§ **Work to complete**
Find the lines below that contain the string "varying". Copy each one.

§ **Figure dataset records**
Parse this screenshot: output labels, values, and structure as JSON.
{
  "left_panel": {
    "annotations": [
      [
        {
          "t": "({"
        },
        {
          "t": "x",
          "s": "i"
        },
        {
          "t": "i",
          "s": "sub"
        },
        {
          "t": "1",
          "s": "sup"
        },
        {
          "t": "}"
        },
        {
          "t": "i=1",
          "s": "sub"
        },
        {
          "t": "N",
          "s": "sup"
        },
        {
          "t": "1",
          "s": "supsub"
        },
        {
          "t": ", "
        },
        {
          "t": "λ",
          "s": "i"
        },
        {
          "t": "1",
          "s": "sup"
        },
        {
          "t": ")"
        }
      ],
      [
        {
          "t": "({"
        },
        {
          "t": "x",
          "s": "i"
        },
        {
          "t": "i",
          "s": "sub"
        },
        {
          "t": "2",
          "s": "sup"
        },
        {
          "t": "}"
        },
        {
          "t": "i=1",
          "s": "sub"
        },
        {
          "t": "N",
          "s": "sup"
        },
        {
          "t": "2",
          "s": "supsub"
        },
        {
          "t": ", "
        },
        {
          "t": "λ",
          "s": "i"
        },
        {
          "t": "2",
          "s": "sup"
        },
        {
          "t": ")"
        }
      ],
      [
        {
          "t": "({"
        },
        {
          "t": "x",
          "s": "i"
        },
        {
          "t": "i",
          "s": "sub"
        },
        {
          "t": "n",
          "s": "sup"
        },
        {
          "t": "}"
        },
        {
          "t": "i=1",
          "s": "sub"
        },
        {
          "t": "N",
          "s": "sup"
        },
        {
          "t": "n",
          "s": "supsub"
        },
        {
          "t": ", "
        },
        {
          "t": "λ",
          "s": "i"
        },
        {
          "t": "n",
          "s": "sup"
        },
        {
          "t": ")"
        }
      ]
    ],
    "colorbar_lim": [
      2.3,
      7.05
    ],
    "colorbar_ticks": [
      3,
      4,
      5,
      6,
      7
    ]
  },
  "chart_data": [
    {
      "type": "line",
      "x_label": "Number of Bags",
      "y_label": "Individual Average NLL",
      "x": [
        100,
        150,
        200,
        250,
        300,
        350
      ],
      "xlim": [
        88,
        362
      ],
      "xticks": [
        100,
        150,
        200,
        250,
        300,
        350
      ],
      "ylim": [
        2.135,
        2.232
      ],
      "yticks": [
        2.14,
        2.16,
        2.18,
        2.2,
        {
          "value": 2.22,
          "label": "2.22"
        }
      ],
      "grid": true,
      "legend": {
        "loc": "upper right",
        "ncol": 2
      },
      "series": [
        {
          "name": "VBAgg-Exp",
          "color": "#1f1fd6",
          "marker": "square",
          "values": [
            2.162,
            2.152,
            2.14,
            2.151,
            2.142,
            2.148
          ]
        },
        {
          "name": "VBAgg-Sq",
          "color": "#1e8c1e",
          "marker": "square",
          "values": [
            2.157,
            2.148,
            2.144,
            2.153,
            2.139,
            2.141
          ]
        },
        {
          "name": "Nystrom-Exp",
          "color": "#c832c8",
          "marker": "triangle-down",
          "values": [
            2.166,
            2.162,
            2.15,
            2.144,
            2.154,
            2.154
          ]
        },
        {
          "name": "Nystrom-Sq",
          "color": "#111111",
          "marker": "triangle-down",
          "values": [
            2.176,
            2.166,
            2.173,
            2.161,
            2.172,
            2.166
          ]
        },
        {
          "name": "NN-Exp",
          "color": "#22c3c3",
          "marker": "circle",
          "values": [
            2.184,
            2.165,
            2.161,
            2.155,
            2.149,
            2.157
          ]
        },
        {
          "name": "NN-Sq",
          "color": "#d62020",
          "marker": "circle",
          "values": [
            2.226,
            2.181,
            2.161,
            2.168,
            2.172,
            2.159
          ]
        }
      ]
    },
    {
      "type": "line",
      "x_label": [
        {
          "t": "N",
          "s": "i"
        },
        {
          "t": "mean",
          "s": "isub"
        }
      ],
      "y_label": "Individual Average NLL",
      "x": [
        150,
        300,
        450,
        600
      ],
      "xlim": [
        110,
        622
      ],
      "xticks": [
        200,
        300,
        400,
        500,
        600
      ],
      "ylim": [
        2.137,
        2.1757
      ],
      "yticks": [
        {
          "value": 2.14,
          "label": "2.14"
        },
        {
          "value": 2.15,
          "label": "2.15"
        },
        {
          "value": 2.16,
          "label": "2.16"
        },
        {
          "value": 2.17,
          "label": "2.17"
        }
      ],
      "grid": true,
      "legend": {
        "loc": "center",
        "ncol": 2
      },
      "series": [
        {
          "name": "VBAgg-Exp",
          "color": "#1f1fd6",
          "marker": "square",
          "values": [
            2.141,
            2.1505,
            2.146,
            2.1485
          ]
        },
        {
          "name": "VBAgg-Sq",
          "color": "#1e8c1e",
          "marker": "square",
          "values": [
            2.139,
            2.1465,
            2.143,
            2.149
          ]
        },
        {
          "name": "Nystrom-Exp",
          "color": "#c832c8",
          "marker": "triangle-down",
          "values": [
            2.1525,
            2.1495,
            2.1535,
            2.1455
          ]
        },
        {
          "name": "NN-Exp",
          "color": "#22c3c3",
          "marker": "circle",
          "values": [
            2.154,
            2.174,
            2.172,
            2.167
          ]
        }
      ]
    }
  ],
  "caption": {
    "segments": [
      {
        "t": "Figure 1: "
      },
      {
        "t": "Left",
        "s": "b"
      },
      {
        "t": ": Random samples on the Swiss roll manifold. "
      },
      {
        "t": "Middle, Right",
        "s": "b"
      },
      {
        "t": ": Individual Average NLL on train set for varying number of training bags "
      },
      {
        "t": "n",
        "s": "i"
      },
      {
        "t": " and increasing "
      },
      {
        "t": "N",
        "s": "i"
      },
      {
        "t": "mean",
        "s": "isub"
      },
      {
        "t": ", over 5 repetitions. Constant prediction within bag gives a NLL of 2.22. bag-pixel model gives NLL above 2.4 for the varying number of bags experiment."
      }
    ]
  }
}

§ **Solution to this task**
        "t": ": Individual Average NLL on train set for varying number of training bags "
        "t": ", over 5 repetitions. Constant prediction within bag gives a NLL of 2.22. bag-pixel model gives NLL above 2.4 for the varying number of bags experiment."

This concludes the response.